- [PROBLEM DESCRIPTION]: Copy out all lines that carry the word "text".

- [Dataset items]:
* * * * * * * * *
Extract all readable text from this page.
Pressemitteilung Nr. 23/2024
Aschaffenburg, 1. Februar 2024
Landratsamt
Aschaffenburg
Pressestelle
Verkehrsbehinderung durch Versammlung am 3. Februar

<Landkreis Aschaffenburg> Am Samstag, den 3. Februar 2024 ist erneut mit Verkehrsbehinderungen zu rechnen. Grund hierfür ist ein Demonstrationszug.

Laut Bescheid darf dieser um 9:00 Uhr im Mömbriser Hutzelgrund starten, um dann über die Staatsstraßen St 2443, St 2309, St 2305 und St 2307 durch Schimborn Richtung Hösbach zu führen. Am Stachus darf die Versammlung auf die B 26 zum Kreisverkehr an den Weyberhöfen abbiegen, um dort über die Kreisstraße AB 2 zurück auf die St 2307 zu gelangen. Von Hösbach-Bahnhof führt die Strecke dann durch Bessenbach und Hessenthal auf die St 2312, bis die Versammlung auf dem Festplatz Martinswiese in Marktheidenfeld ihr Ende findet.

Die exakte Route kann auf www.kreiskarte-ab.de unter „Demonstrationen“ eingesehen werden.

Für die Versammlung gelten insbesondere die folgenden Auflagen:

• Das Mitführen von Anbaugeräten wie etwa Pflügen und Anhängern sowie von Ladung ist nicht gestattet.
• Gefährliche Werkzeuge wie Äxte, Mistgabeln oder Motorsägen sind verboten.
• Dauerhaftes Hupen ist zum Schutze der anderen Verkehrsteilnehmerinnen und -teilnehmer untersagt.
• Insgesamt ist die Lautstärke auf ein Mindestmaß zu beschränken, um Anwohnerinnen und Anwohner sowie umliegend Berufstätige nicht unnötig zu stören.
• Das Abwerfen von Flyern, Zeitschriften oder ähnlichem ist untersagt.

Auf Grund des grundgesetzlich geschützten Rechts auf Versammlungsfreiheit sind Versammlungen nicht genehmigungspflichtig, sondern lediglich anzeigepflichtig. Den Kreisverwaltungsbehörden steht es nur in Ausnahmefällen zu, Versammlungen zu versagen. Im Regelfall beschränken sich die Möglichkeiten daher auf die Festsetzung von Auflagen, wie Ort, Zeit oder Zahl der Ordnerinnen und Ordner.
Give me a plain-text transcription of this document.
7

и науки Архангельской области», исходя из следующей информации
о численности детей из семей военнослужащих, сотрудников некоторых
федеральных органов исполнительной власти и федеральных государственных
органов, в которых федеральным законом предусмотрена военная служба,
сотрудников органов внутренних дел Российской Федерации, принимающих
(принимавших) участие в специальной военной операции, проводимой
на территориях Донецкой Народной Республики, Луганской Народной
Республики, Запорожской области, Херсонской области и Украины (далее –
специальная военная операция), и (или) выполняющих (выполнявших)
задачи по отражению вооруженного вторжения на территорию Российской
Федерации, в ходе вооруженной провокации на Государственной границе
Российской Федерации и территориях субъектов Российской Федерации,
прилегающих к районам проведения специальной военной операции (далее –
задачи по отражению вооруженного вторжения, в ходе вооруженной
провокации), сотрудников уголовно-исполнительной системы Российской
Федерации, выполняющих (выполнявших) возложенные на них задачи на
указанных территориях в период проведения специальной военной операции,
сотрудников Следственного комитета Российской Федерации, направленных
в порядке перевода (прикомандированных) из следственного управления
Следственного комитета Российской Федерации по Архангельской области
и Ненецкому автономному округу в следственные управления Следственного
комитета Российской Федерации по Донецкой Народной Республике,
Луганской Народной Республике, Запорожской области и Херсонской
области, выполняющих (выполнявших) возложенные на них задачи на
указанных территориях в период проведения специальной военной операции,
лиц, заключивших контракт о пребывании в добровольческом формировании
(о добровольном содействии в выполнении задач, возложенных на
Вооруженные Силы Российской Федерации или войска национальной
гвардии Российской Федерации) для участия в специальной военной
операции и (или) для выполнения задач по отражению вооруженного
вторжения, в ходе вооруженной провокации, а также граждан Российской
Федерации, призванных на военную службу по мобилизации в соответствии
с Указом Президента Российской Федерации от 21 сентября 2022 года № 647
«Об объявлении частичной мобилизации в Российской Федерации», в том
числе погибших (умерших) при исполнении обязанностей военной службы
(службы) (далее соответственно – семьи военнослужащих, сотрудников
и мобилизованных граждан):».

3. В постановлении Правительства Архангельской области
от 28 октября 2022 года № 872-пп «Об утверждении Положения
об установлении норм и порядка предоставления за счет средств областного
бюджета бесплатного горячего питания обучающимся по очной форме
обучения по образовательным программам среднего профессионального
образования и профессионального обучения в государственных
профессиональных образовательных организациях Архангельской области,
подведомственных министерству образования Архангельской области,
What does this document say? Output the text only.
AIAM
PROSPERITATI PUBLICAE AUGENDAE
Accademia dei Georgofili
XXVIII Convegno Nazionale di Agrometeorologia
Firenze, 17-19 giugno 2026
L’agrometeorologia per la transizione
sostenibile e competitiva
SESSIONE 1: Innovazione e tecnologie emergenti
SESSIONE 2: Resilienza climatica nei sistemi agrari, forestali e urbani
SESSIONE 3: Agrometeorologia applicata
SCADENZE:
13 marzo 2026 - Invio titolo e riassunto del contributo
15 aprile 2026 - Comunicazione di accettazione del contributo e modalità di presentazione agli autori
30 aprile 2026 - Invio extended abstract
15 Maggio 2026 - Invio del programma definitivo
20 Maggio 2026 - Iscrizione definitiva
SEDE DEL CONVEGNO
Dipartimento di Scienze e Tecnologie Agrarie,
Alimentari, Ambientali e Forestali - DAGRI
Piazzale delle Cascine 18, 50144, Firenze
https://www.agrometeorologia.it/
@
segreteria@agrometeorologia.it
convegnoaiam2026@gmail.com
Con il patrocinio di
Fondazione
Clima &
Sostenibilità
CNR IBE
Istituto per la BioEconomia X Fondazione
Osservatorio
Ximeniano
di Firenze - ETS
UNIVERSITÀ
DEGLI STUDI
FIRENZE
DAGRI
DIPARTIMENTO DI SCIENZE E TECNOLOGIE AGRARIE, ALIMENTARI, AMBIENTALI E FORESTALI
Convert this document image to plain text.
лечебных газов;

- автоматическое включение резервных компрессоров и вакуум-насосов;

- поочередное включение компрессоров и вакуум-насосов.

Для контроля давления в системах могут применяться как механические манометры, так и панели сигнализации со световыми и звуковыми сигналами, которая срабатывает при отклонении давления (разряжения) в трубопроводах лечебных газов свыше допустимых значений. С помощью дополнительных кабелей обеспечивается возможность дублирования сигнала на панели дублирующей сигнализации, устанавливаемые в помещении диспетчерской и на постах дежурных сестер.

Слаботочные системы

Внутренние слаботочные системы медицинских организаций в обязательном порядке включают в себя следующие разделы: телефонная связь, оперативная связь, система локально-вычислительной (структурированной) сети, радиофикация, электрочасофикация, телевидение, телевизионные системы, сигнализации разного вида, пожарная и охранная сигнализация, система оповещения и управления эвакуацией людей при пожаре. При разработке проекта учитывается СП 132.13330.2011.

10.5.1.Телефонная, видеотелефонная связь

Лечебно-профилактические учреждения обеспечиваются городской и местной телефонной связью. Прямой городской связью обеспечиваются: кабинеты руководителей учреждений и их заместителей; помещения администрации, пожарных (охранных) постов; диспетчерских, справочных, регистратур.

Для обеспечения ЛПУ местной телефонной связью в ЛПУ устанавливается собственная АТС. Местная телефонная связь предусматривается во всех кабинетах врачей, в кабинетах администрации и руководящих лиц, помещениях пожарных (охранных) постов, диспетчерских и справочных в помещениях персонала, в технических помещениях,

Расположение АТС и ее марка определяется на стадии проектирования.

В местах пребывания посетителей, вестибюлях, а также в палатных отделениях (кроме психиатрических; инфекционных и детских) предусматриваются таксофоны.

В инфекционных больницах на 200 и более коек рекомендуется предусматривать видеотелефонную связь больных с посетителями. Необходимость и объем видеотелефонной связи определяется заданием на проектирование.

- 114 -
* * * * * * * * *
- [COMPLETED EXERCISE]:
Extract all readable text from this page.
Give me a plain-text transcription of this document.
What does this document say? Output the text only.
Convert this document image to plain text.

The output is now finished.